*** Available data

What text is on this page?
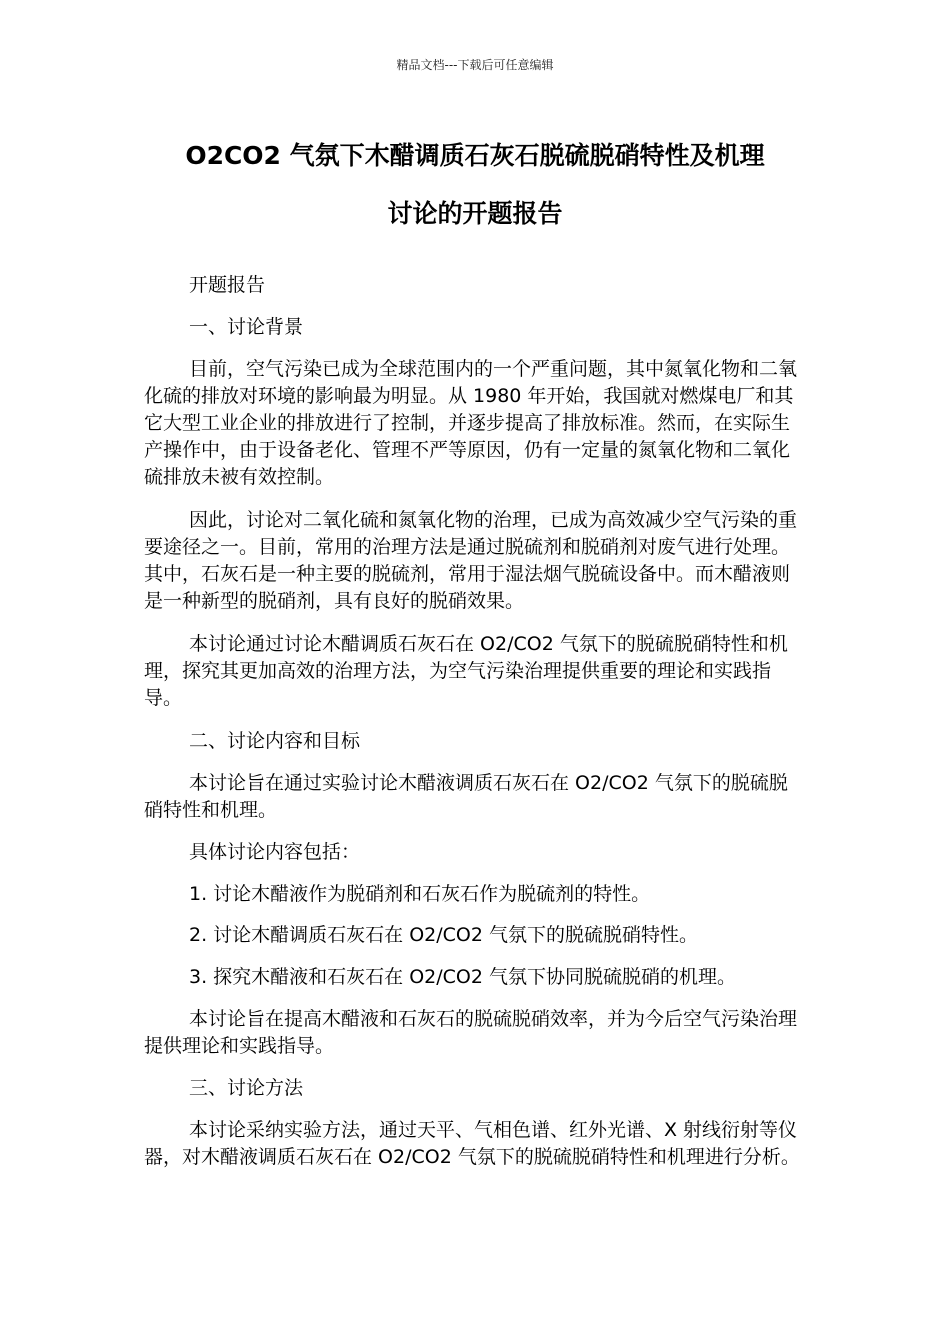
精品文档---下载后可任意编辑
O2CO2 气氛下木醋调质石灰石脱硫脱硝特性及机理
讨论的开题报告

开题报告

一、讨论背景

目前，空气污染已成为全球范围内的一个严重问题，其中氮氧化物和二氧化硫的排放对环境的影响最为明显。从 1980 年开始，我国就对燃煤电厂和其它大型工业企业的排放进行了控制，并逐步提高了排放标准。然而，在实际生产操作中，由于设备老化、管理不严等原因，仍有一定量的氮氧化物和二氧化硫排放未被有效控制。

因此，讨论对二氧化硫和氮氧化物的治理，已成为高效减少空气污染的重要途径之一。目前，常用的治理方法是通过脱硫剂和脱硝剂对废气进行处理。其中，石灰石是一种主要的脱硫剂，常用于湿法烟气脱硫设备中。而木醋液则是一种新型的脱硝剂，具有良好的脱硝效果。

本讨论通过讨论木醋调质石灰石在 O2/CO2 气氛下的脱硫脱硝特性和机理，探究其更加高效的治理方法，为空气污染治理提供重要的理论和实践指导。

二、讨论内容和目标

本讨论旨在通过实验讨论木醋液调质石灰石在 O2/CO2 气氛下的脱硫脱硝特性和机理。

具体讨论内容包括：

1. 讨论木醋液作为脱硝剂和石灰石作为脱硫剂的特性。

2. 讨论木醋调质石灰石在 O2/CO2 气氛下的脱硫脱硝特性。

3. 探究木醋液和石灰石在 O2/CO2 气氛下协同脱硫脱硝的机理。

本讨论旨在提高木醋液和石灰石的脱硫脱硝效率，并为今后空气污染治理提供理论和实践指导。

三、讨论方法

本讨论采纳实验方法，通过天平、气相色谱、红外光谱、X 射线衍射等仪器，对木醋液调质石灰石在 O2/CO2 气氛下的脱硫脱硝特性和机理进行分析。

******

**What is asked:**
Every record above must be given again exactly; drop the pictures.

**Exercise solution:**
What text is on this page?
精品文档---下载后可任意编辑
O2CO2 气氛下木醋调质石灰石脱硫脱硝特性及机理
讨论的开题报告

开题报告

一、讨论背景

目前，空气污染已成为全球范围内的一个严重问题，其中氮氧化物和二氧化硫的排放对环境的影响最为明显。从 1980 年开始，我国就对燃煤电厂和其它大型工业企业的排放进行了控制，并逐步提高了排放标准。然而，在实际生产操作中，由于设备老化、管理不严等原因，仍有一定量的氮氧化物和二氧化硫排放未被有效控制。

因此，讨论对二氧化硫和氮氧化物的治理，已成为高效减少空气污染的重要途径之一。目前，常用的治理方法是通过脱硫剂和脱硝剂对废气进行处理。其中，石灰石是一种主要的脱硫剂，常用于湿法烟气脱硫设备中。而木醋液则是一种新型的脱硝剂，具有良好的脱硝效果。

本讨论通过讨论木醋调质石灰石在 O2/CO2 气氛下的脱硫脱硝特性和机理，探究其更加高效的治理方法，为空气污染治理提供重要的理论和实践指导。

二、讨论内容和目标

本讨论旨在通过实验讨论木醋液调质石灰石在 O2/CO2 气氛下的脱硫脱硝特性和机理。

具体讨论内容包括：

1. 讨论木醋液作为脱硝剂和石灰石作为脱硫剂的特性。

2. 讨论木醋调质石灰石在 O2/CO2 气氛下的脱硫脱硝特性。

3. 探究木醋液和石灰石在 O2/CO2 气氛下协同脱硫脱硝的机理。

本讨论旨在提高木醋液和石灰石的脱硫脱硝效率，并为今后空气污染治理提供理论和实践指导。

三、讨论方法

本讨论采纳实验方法，通过天平、气相色谱、红外光谱、X 射线衍射等仪器，对木醋液调质石灰石在 O2/CO2 气氛下的脱硫脱硝特性和机理进行分析。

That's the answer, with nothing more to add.